----- Excerpted records -----

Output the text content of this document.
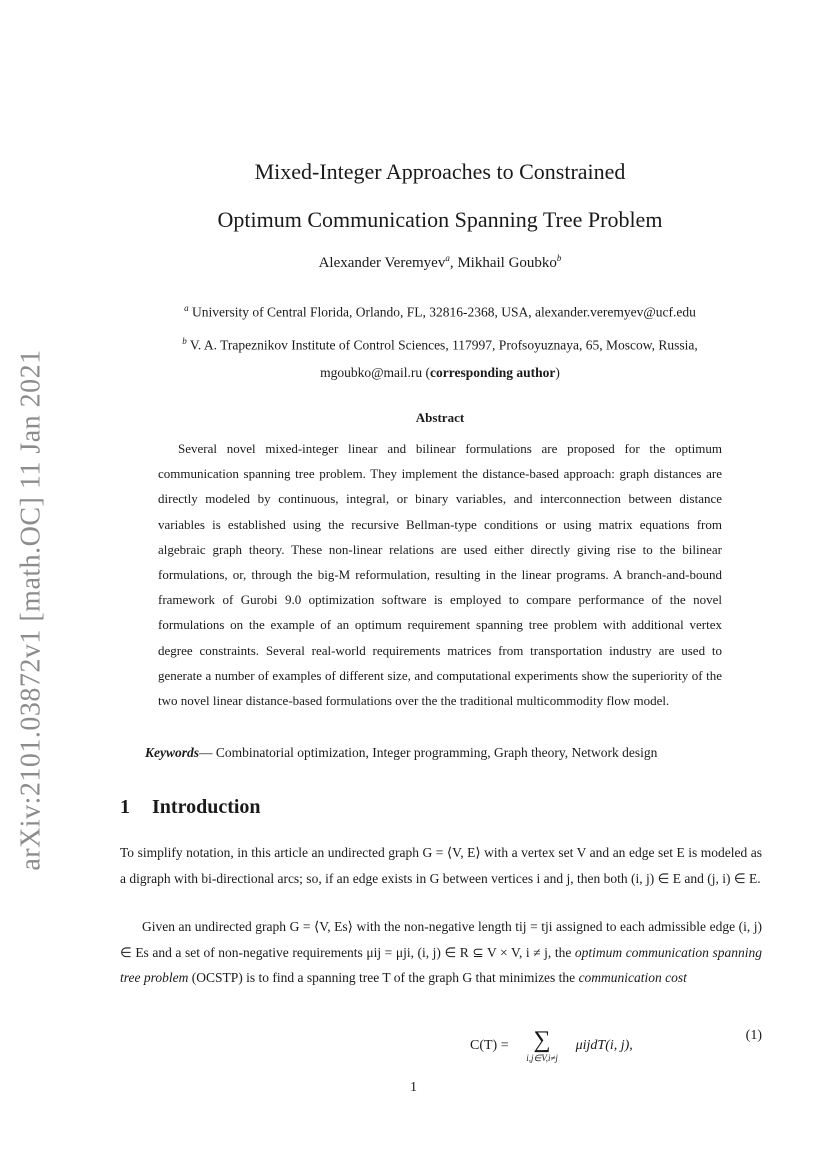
arXiv:2101.03872v1 [math.OC] 11 Jan 2021
Mixed-Integer Approaches to Constrained
Optimum Communication Spanning Tree Problem
Alexander Veremyev$^a$, Mikhail Goubko$^b$
$^a$ University of Central Florida, Orlando, FL, 32816-2368, USA, alexander.veremyev@ucf.edu
$^b$ V. A. Trapeznikov Institute of Control Sciences, 117997, Profsoyuznaya, 65, Moscow, Russia,
mgoubko@mail.ru (corresponding author)
Abstract
Several novel mixed-integer linear and bilinear formulations are proposed for the optimum communication spanning tree problem. They implement the distance-based approach: graph distances are directly modeled by continuous, integral, or binary variables, and interconnection between distance variables is established using the recursive Bellman-type conditions or using matrix equations from algebraic graph theory. These non-linear relations are used either directly giving rise to the bilinear formulations, or, through the big-M reformulation, resulting in the linear programs. A branch-and-bound framework of Gurobi 9.0 optimization software is employed to compare performance of the novel formulations on the example of an optimum requirement spanning tree problem with additional vertex degree constraints. Several real-world requirements matrices from transportation industry are used to generate a number of examples of different size, and computational experiments show the superiority of the two novel linear distance-based formulations over the the traditional multicommodity flow model.
Keywords— Combinatorial optimization, Integer programming, Graph theory, Network design
1 Introduction
To simplify notation, in this article an undirected graph G = ⟨V, E⟩ with a vertex set V and an edge set E is modeled as a digraph with bi-directional arcs; so, if an edge exists in G between vertices i and j, then both (i, j) ∈ E and (j, i) ∈ E.
Given an undirected graph G = ⟨V, Es⟩ with the non-negative length tij = tji assigned to each admissible edge (i, j) ∈ Es and a set of non-negative requirements μij = μji, (i, j) ∈ R ⊆ V × V, i ≠ j, the optimum communication spanning tree problem (OCSTP) is to find a spanning tree T of the graph G that minimizes the communication cost
C(T) =	∑
i,j∈V,i≠j
μijdT(i, j),
(1)
1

-----

Exercise task: In the records, locate each line holding the string "this" and copy it.

Correct answer:
Output the text content of this document.
To simplify notation, in this article an undirected graph G = ⟨V, E⟩ with a vertex set V and an edge set E is modeled as a digraph with bi-directional arcs; so, if an edge exists in G between vertices i and j, then both (i, j) ∈ E and (j, i) ∈ E.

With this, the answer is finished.